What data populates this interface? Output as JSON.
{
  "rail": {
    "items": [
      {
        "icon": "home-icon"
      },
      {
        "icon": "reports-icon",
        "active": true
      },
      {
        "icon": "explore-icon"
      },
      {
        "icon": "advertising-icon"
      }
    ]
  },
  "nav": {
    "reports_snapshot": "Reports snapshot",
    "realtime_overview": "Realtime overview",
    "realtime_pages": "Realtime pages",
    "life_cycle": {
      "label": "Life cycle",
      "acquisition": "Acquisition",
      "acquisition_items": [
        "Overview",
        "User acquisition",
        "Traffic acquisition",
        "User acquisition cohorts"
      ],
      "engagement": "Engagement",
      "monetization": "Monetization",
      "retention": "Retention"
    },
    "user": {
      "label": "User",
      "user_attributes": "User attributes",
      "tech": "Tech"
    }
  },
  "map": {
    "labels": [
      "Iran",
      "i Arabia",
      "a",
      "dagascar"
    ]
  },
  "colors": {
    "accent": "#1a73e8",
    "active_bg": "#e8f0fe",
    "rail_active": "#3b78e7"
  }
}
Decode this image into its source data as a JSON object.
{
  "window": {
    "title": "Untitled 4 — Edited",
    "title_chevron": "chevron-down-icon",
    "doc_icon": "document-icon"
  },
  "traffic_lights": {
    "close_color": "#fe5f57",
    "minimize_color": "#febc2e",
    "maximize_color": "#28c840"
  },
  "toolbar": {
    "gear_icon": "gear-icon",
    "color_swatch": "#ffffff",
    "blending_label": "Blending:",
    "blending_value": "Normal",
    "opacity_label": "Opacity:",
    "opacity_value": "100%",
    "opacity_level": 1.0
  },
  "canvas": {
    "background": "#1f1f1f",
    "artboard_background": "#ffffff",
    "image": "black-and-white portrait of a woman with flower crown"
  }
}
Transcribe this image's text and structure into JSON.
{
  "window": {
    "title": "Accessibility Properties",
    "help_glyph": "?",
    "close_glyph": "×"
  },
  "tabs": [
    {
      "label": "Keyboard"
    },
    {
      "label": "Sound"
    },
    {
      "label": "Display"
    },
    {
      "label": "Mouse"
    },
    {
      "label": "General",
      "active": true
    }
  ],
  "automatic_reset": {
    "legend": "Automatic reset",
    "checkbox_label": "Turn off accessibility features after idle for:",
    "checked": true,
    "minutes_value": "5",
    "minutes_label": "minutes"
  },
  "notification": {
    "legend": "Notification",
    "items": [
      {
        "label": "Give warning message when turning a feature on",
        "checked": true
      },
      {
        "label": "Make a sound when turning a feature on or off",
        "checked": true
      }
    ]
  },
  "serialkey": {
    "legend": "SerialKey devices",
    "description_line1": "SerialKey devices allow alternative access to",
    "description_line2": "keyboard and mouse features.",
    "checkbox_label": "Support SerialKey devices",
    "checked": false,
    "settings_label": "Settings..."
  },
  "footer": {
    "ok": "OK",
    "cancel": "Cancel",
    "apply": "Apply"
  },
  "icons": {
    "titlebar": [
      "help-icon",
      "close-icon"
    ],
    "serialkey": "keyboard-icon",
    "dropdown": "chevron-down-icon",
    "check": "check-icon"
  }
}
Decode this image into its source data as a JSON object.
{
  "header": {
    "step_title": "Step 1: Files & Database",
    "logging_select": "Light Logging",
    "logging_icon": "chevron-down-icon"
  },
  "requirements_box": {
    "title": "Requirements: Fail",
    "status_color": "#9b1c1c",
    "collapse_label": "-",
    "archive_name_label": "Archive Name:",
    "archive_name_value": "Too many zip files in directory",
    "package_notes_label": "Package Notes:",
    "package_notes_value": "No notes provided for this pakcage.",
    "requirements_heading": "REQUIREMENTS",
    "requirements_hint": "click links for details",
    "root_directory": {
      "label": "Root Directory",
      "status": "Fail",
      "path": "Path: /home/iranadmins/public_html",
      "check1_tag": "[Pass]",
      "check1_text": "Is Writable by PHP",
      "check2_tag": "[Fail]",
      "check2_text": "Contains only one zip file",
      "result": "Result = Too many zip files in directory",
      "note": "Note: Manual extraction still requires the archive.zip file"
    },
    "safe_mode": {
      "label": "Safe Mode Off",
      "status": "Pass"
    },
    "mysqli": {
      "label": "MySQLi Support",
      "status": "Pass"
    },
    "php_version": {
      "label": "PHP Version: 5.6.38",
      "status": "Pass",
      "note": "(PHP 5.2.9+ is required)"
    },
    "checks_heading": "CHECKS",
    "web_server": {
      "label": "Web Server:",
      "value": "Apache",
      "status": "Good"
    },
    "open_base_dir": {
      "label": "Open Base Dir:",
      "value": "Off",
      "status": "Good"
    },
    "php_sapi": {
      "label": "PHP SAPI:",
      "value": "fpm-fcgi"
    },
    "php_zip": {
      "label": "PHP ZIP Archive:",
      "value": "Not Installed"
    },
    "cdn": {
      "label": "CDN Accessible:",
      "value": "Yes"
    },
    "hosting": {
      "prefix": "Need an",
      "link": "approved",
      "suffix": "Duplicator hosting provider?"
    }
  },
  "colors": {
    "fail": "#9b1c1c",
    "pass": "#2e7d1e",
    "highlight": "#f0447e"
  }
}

───

## Objective
Print every line of the records exactly. Omit nothing.

## Task solution
What data populates this interface? Output as JSON.
{
  "rail": {
    "items": [
      {
        "icon": "home-icon"
      },
      {
        "icon": "reports-icon",
        "active": true
      },
      {
        "icon": "explore-icon"
      },
      {
        "icon": "advertising-icon"
      }
    ]
  },
  "nav": {
    "reports_snapshot": "Reports snapshot",
    "realtime_overview": "Realtime overview",
    "realtime_pages": "Realtime pages",
    "life_cycle": {
      "label": "Life cycle",
      "acquisition": "Acquisition",
      "acquisition_items": [
        "Overview",
        "User acquisition",
        "Traffic acquisition",
        "User acquisition cohorts"
      ],
      "engagement": "Engagement",
      "monetization": "Monetization",
      "retention": "Retention"
    },
    "user": {
      "label": "User",
      "user_attributes": "User attributes",
      "tech": "Tech"
    }
  },
  "map": {
    "labels": [
      "Iran",
      "i Arabia",
      "a",
      "dagascar"
    ]
  },
  "colors": {
    "accent": "#1a73e8",
    "active_bg": "#e8f0fe",
    "rail_active": "#3b78e7"
  }
}
Decode this image into its source data as a JSON object.
{
  "window": {
    "title": "Untitled 4 — Edited",
    "title_chevron": "chevron-down-icon",
    "doc_icon": "document-icon"
  },
  "traffic_lights": {
    "close_color": "#fe5f57",
    "minimize_color": "#febc2e",
    "maximize_color": "#28c840"
  },
  "toolbar": {
    "gear_icon": "gear-icon",
    "color_swatch": "#ffffff",
    "blending_label": "Blending:",
    "blending_value": "Normal",
    "opacity_label": "Opacity:",
    "opacity_value": "100%",
    "opacity_level": 1.0
  },
  "canvas": {
    "background": "#1f1f1f",
    "artboard_background": "#ffffff",
    "image": "black-and-white portrait of a woman with flower crown"
  }
}
Transcribe this image's text and structure into JSON.
{
  "window": {
    "title": "Accessibility Properties",
    "help_glyph": "?",
    "close_glyph": "×"
  },
  "tabs": [
    {
      "label": "Keyboard"
    },
    {
      "label": "Sound"
    },
    {
      "label": "Display"
    },
    {
      "label": "Mouse"
    },
    {
      "label": "General",
      "active": true
    }
  ],
  "automatic_reset": {
    "legend": "Automatic reset",
    "checkbox_label": "Turn off accessibility features after idle for:",
    "checked": true,
    "minutes_value": "5",
    "minutes_label": "minutes"
  },
  "notification": {
    "legend": "Notification",
    "items": [
      {
        "label": "Give warning message when turning a feature on",
        "checked": true
      },
      {
        "label": "Make a sound when turning a feature on or off",
        "checked": true
      }
    ]
  },
  "serialkey": {
    "legend": "SerialKey devices",
    "description_line1": "SerialKey devices allow alternative access to",
    "description_line2": "keyboard and mouse features.",
    "checkbox_label": "Support SerialKey devices",
    "checked": false,
    "settings_label": "Settings..."
  },
  "footer": {
    "ok": "OK",
    "cancel": "Cancel",
    "apply": "Apply"
  },
  "icons": {
    "titlebar": [
      "help-icon",
      "close-icon"
    ],
    "serialkey": "keyboard-icon",
    "dropdown": "chevron-down-icon",
    "check": "check-icon"
  }
}
Decode this image into its source data as a JSON object.
{
  "header": {
    "step_title": "Step 1: Files & Database",
    "logging_select": "Light Logging",
    "logging_icon": "chevron-down-icon"
  },
  "requirements_box": {
    "title": "Requirements: Fail",
    "status_color": "#9b1c1c",
    "collapse_label": "-",
    "archive_name_label": "Archive Name:",
    "archive_name_value": "Too many zip files in directory",
    "package_notes_label": "Package Notes:",
    "package_notes_value": "No notes provided for this pakcage.",
    "requirements_heading": "REQUIREMENTS",
    "requirements_hint": "click links for details",
    "root_directory": {
      "label": "Root Directory",
      "status": "Fail",
      "path": "Path: /home/iranadmins/public_html",
      "check1_tag": "[Pass]",
      "check1_text": "Is Writable by PHP",
      "check2_tag": "[Fail]",
      "check2_text": "Contains only one zip file",
      "result": "Result = Too many zip files in directory",
      "note": "Note: Manual extraction still requires the archive.zip file"
    },
    "safe_mode": {
      "label": "Safe Mode Off",
      "status": "Pass"
    },
    "mysqli": {
      "label": "MySQLi Support",
      "status": "Pass"
    },
    "php_version": {
      "label": "PHP Version: 5.6.38",
      "status": "Pass",
      "note": "(PHP 5.2.9+ is required)"
    },
    "checks_heading": "CHECKS",
    "web_server": {
      "label": "Web Server:",
      "value": "Apache",
      "status": "Good"
    },
    "open_base_dir": {
      "label": "Open Base Dir:",
      "value": "Off",
      "status": "Good"
    },
    "php_sapi": {
      "label": "PHP SAPI:",
      "value": "fpm-fcgi"
    },
    "php_zip": {
      "label": "PHP ZIP Archive:",
      "value": "Not Installed"
    },
    "cdn": {
      "label": "CDN Accessible:",
      "value": "Yes"
    },
    "hosting": {
      "prefix": "Need an",
      "link": "approved",
      "suffix": "Duplicator hosting provider?"
    }
  },
  "colors": {
    "fail": "#9b1c1c",
    "pass": "#2e7d1e",
    "highlight": "#f0447e"
  }
}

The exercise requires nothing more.